**PROVIDED DATA:**
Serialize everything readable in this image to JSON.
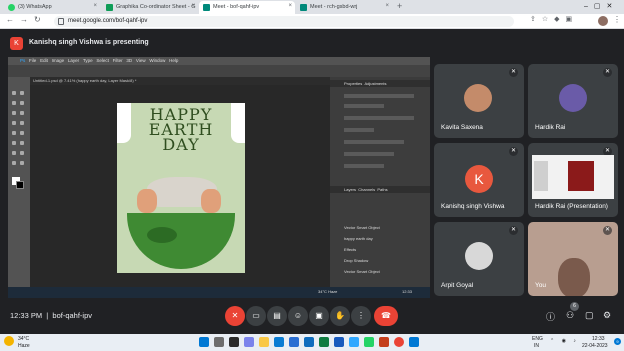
{
  "tabs": [
    {
      "label": "(3) WhatsApp",
      "color": "#25d366"
    },
    {
      "label": "Graphika Co-ordinator Sheet - G",
      "color": "#0f9d58"
    },
    {
      "label": "Meet - bof-qahf-ipv",
      "color": "#00897b"
    },
    {
      "label": "Meet - rch-gsbd-wrj",
      "color": "#00897b"
    }
  ],
  "address": "meet.google.com/bof-qahf-ipv",
  "presenting": {
    "badge": "K",
    "text": "Kanishq singh Vishwa is presenting"
  },
  "photoshop": {
    "menu": [
      "Ps",
      "File",
      "Edit",
      "Image",
      "Layer",
      "Type",
      "Select",
      "Filter",
      "3D",
      "View",
      "Window",
      "Help"
    ],
    "tab": "Untitled-1.psd @ 7.41% (happy earth day, Layer Mask/8) *",
    "status": "7.41%   1080 px x 1920 px (300 ppi)",
    "artwork": {
      "line1": "HAPPY",
      "line2": "EARTH",
      "line3": "DAY"
    },
    "panels": {
      "properties": "Properties",
      "adjustments": "Adjustments",
      "layers": "Layers",
      "channels": "Channels",
      "paths": "Paths"
    },
    "layer_items": [
      "Vector Smart Object",
      "happy earth day",
      "Effects",
      "Drop Shadow",
      "Vector Smart Object"
    ]
  },
  "participants": [
    {
      "name": "Kavita Saxena",
      "kind": "photo",
      "color": "#c48b6a"
    },
    {
      "name": "Hardik Rai",
      "kind": "photo",
      "color": "#6a5ba8"
    },
    {
      "name": "Kanishq singh Vishwa",
      "kind": "initial",
      "initial": "K",
      "color": "#e8583e"
    },
    {
      "name": "Hardik Rai (Presentation)",
      "kind": "screen",
      "color": "#ffffff"
    },
    {
      "name": "Arpit Goyal",
      "kind": "photo",
      "color": "#d8d8d8"
    },
    {
      "name": "You",
      "kind": "camera",
      "color": "#c9a99a"
    }
  ],
  "meeting": {
    "time": "12:33 PM",
    "code": "bof-qahf-ipv"
  },
  "taskbar": {
    "temp": "34°C",
    "weather": "Haze",
    "lang1": "ENG",
    "lang2": "IN",
    "clock": "12:33",
    "date": "22-04-2023",
    "badge": "9"
  },
  "ps_taskbar": {
    "temp": "34°C",
    "weather": "Haze",
    "clock": "12:33"
  },
  "other_participants_count": "6"
}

**GIVEN EXERCISE:** Pictures don't belong in the copy. Restate all the entries exactly.

**EXERCISE SOLUTION:**
Serialize everything readable in this image to JSON.
{
  "tabs": [
    {
      "label": "(3) WhatsApp",
      "color": "#25d366"
    },
    {
      "label": "Graphika Co-ordinator Sheet - G",
      "color": "#0f9d58"
    },
    {
      "label": "Meet - bof-qahf-ipv",
      "color": "#00897b"
    },
    {
      "label": "Meet - rch-gsbd-wrj",
      "color": "#00897b"
    }
  ],
  "address": "meet.google.com/bof-qahf-ipv",
  "presenting": {
    "badge": "K",
    "text": "Kanishq singh Vishwa is presenting"
  },
  "photoshop": {
    "menu": [
      "Ps",
      "File",
      "Edit",
      "Image",
      "Layer",
      "Type",
      "Select",
      "Filter",
      "3D",
      "View",
      "Window",
      "Help"
    ],
    "tab": "Untitled-1.psd @ 7.41% (happy earth day, Layer Mask/8) *",
    "status": "7.41%   1080 px x 1920 px (300 ppi)",
    "artwork": {
      "line1": "HAPPY",
      "line2": "EARTH",
      "line3": "DAY"
    },
    "panels": {
      "properties": "Properties",
      "adjustments": "Adjustments",
      "layers": "Layers",
      "channels": "Channels",
      "paths": "Paths"
    },
    "layer_items": [
      "Vector Smart Object",
      "happy earth day",
      "Effects",
      "Drop Shadow",
      "Vector Smart Object"
    ]
  },
  "participants": [
    {
      "name": "Kavita Saxena",
      "kind": "photo",
      "color": "#c48b6a"
    },
    {
      "name": "Hardik Rai",
      "kind": "photo",
      "color": "#6a5ba8"
    },
    {
      "name": "Kanishq singh Vishwa",
      "kind": "initial",
      "initial": "K",
      "color": "#e8583e"
    },
    {
      "name": "Hardik Rai (Presentation)",
      "kind": "screen",
      "color": "#ffffff"
    },
    {
      "name": "Arpit Goyal",
      "kind": "photo",
      "color": "#d8d8d8"
    },
    {
      "name": "You",
      "kind": "camera",
      "color": "#c9a99a"
    }
  ],
  "meeting": {
    "time": "12:33 PM",
    "code": "bof-qahf-ipv"
  },
  "taskbar": {
    "temp": "34°C",
    "weather": "Haze",
    "lang1": "ENG",
    "lang2": "IN",
    "clock": "12:33",
    "date": "22-04-2023",
    "badge": "9"
  },
  "ps_taskbar": {
    "temp": "34°C",
    "weather": "Haze",
    "clock": "12:33"
  },
  "other_participants_count": "6"
}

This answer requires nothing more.